■ **EXERCISE BRIEF**: Drop every picture and give the entries back exactly.

━━ RECORDS ━━

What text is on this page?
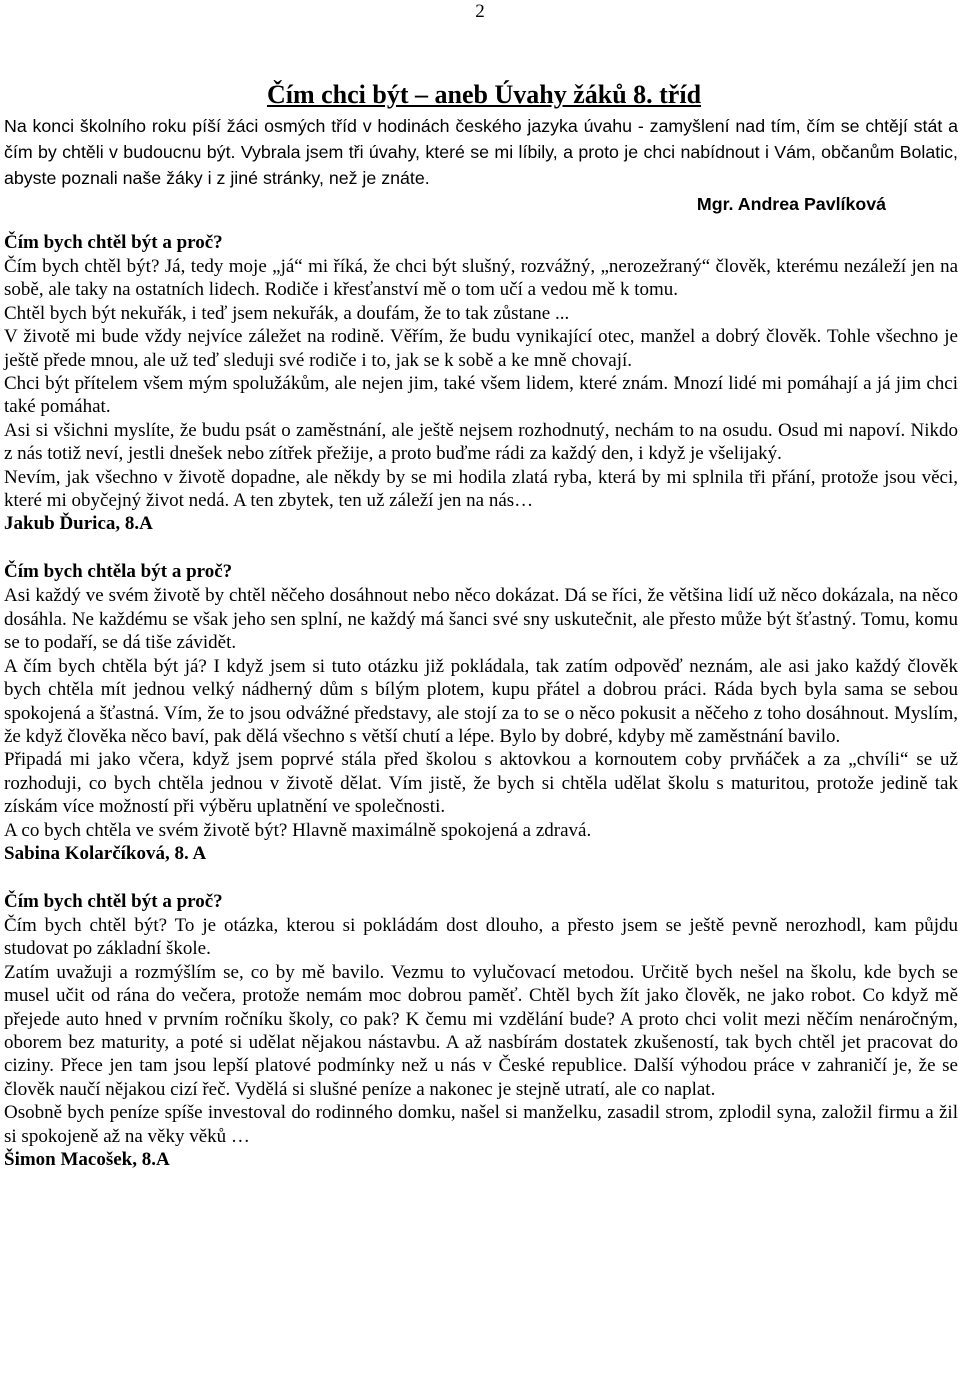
2
Čím chci být – aneb Úvahy žáků 8. tříd

Na konci školního roku píší žáci osmých tříd v hodinách českého jazyka úvahu - zamyšlení nad tím, čím se chtějí stát a čím by chtěli v budoucnu být. Vybrala jsem tři úvahy, které se mi líbily, a proto je chci nabídnout i Vám, občanům Bolatic, abyste poznali naše žáky i z jiné stránky, než je znáte.

Mgr. Andrea Pavlíková

Čím bych chtěl být a proč?

Čím bych chtěl být? Já, tedy moje „já“ mi říká, že chci být slušný, rozvážný, „nerozežraný“ člověk, kterému nezáleží jen na sobě, ale taky na ostatních lidech. Rodiče i křesťanství mě o tom učí a vedou mě k tomu.

Chtěl bych být nekuřák, i teď jsem nekuřák, a doufám, že to tak zůstane ...

V životě mi bude vždy nejvíce záležet na rodině. Věřím, že budu vynikající otec, manžel a dobrý člověk. Tohle všechno je ještě přede mnou, ale už teď sleduji své rodiče i to, jak se k sobě a ke mně chovají.

Chci být přítelem všem mým spolužákům, ale nejen jim, také všem lidem, které znám. Mnozí lidé mi pomáhají a já jim chci také pomáhat.

Asi si všichni myslíte, že budu psát o zaměstnání, ale ještě nejsem rozhodnutý, nechám to na osudu. Osud mi napoví. Nikdo z nás totiž neví, jestli dnešek nebo zítřek přežije, a proto buďme rádi za každý den, i když je všelijaký.

Nevím, jak všechno v životě dopadne, ale někdy by se mi hodila zlatá ryba, která by mi splnila tři přání, protože jsou věci, které mi obyčejný život nedá. A ten zbytek, ten už záleží jen na nás…

Jakub Ďurica, 8.A

Čím bych chtěla být a proč?

Asi každý ve svém životě by chtěl něčeho dosáhnout nebo něco dokázat. Dá se říci, že většina lidí už něco dokázala, na něco dosáhla. Ne každému se však jeho sen splní, ne každý má šanci své sny uskutečnit, ale přesto může být šťastný. Tomu, komu se to podaří, se dá tiše závidět.

A čím bych chtěla být já? I když jsem si tuto otázku již pokládala, tak zatím odpověď neznám, ale asi jako každý člověk bych chtěla mít jednou velký nádherný dům s bílým plotem, kupu přátel a dobrou práci. Ráda bych byla sama se sebou spokojená a šťastná. Vím, že to jsou odvážné představy, ale stojí za to se o něco pokusit a něčeho z toho dosáhnout. Myslím, že když člověka něco baví, pak dělá všechno s větší chutí a lépe. Bylo by dobré, kdyby mě zaměstnání bavilo.

Připadá mi jako včera, když jsem poprvé stála před školou s aktovkou a kornoutem coby prvňáček a za „chvíli“ se už rozhoduji, co bych chtěla jednou v životě dělat. Vím jistě, že bych si chtěla udělat školu s maturitou, protože jedině tak získám více možností při výběru uplatnění ve společnosti.

A co bych chtěla ve svém životě být? Hlavně maximálně spokojená a zdravá.

Sabina Kolarčíková, 8. A

Čím bych chtěl být a proč?

Čím bych chtěl být? To je otázka, kterou si pokládám dost dlouho, a přesto jsem se ještě pevně nerozhodl, kam půjdu studovat po základní škole.

Zatím uvažuji a rozmýšlím se, co by mě bavilo. Vezmu to vylučovací metodou. Určitě bych nešel na školu, kde bych se musel učit od rána do večera, protože nemám moc dobrou paměť. Chtěl bych žít jako člověk, ne jako robot. Co když mě přejede auto hned v prvním ročníku školy, co pak? K čemu mi vzdělání bude? A proto chci volit mezi něčím nenáročným, oborem bez maturity, a poté si udělat nějakou nástavbu. A až nasbírám dostatek zkušeností, tak bych chtěl jet pracovat do ciziny. Přece jen tam jsou lepší platové podmínky než u nás v České republice. Další výhodou práce v zahraničí je, že se člověk naučí nějakou cizí řeč. Vydělá si slušné peníze a nakonec je stejně utratí, ale co naplat.

Osobně bych peníze spíše investoval do rodinného domku, našel si manželku, zasadil strom, zplodil syna, založil firmu a žil si spokojeně až na věky věků …

Šimon Macošek, 8.A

━━━

■ **SOLUTION**:
What text is on this page?
2
Čím chci být – aneb Úvahy žáků 8. tříd

Na konci školního roku píší žáci osmých tříd v hodinách českého jazyka úvahu - zamyšlení nad tím, čím se chtějí stát a čím by chtěli v budoucnu být. Vybrala jsem tři úvahy, které se mi líbily, a proto je chci nabídnout i Vám, občanům Bolatic, abyste poznali naše žáky i z jiné stránky, než je znáte.

Mgr. Andrea Pavlíková

Čím bych chtěl být a proč?

Čím bych chtěl být? Já, tedy moje „já“ mi říká, že chci být slušný, rozvážný, „nerozežraný“ člověk, kterému nezáleží jen na sobě, ale taky na ostatních lidech. Rodiče i křesťanství mě o tom učí a vedou mě k tomu.

Chtěl bych být nekuřák, i teď jsem nekuřák, a doufám, že to tak zůstane ...

V životě mi bude vždy nejvíce záležet na rodině. Věřím, že budu vynikající otec, manžel a dobrý člověk. Tohle všechno je ještě přede mnou, ale už teď sleduji své rodiče i to, jak se k sobě a ke mně chovají.

Chci být přítelem všem mým spolužákům, ale nejen jim, také všem lidem, které znám. Mnozí lidé mi pomáhají a já jim chci také pomáhat.

Asi si všichni myslíte, že budu psát o zaměstnání, ale ještě nejsem rozhodnutý, nechám to na osudu. Osud mi napoví. Nikdo z nás totiž neví, jestli dnešek nebo zítřek přežije, a proto buďme rádi za každý den, i když je všelijaký.

Nevím, jak všechno v životě dopadne, ale někdy by se mi hodila zlatá ryba, která by mi splnila tři přání, protože jsou věci, které mi obyčejný život nedá. A ten zbytek, ten už záleží jen na nás…

Jakub Ďurica, 8.A

Čím bych chtěla být a proč?

Asi každý ve svém životě by chtěl něčeho dosáhnout nebo něco dokázat. Dá se říci, že většina lidí už něco dokázala, na něco dosáhla. Ne každému se však jeho sen splní, ne každý má šanci své sny uskutečnit, ale přesto může být šťastný. Tomu, komu se to podaří, se dá tiše závidět.

A čím bych chtěla být já? I když jsem si tuto otázku již pokládala, tak zatím odpověď neznám, ale asi jako každý člověk bych chtěla mít jednou velký nádherný dům s bílým plotem, kupu přátel a dobrou práci. Ráda bych byla sama se sebou spokojená a šťastná. Vím, že to jsou odvážné představy, ale stojí za to se o něco pokusit a něčeho z toho dosáhnout. Myslím, že když člověka něco baví, pak dělá všechno s větší chutí a lépe. Bylo by dobré, kdyby mě zaměstnání bavilo.

Připadá mi jako včera, když jsem poprvé stála před školou s aktovkou a kornoutem coby prvňáček a za „chvíli“ se už rozhoduji, co bych chtěla jednou v životě dělat. Vím jistě, že bych si chtěla udělat školu s maturitou, protože jedině tak získám více možností při výběru uplatnění ve společnosti.

A co bych chtěla ve svém životě být? Hlavně maximálně spokojená a zdravá.

Sabina Kolarčíková, 8. A

Čím bych chtěl být a proč?

Čím bych chtěl být? To je otázka, kterou si pokládám dost dlouho, a přesto jsem se ještě pevně nerozhodl, kam půjdu studovat po základní škole.

Zatím uvažuji a rozmýšlím se, co by mě bavilo. Vezmu to vylučovací metodou. Určitě bych nešel na školu, kde bych se musel učit od rána do večera, protože nemám moc dobrou paměť. Chtěl bych žít jako člověk, ne jako robot. Co když mě přejede auto hned v prvním ročníku školy, co pak? K čemu mi vzdělání bude? A proto chci volit mezi něčím nenáročným, oborem bez maturity, a poté si udělat nějakou nástavbu. A až nasbírám dostatek zkušeností, tak bych chtěl jet pracovat do ciziny. Přece jen tam jsou lepší platové podmínky než u nás v České republice. Další výhodou práce v zahraničí je, že se člověk naučí nějakou cizí řeč. Vydělá si slušné peníze a nakonec je stejně utratí, ale co naplat.

Osobně bych peníze spíše investoval do rodinného domku, našel si manželku, zasadil strom, zplodil syna, založil firmu a žil si spokojeně až na věky věků …

Šimon Macošek, 8.A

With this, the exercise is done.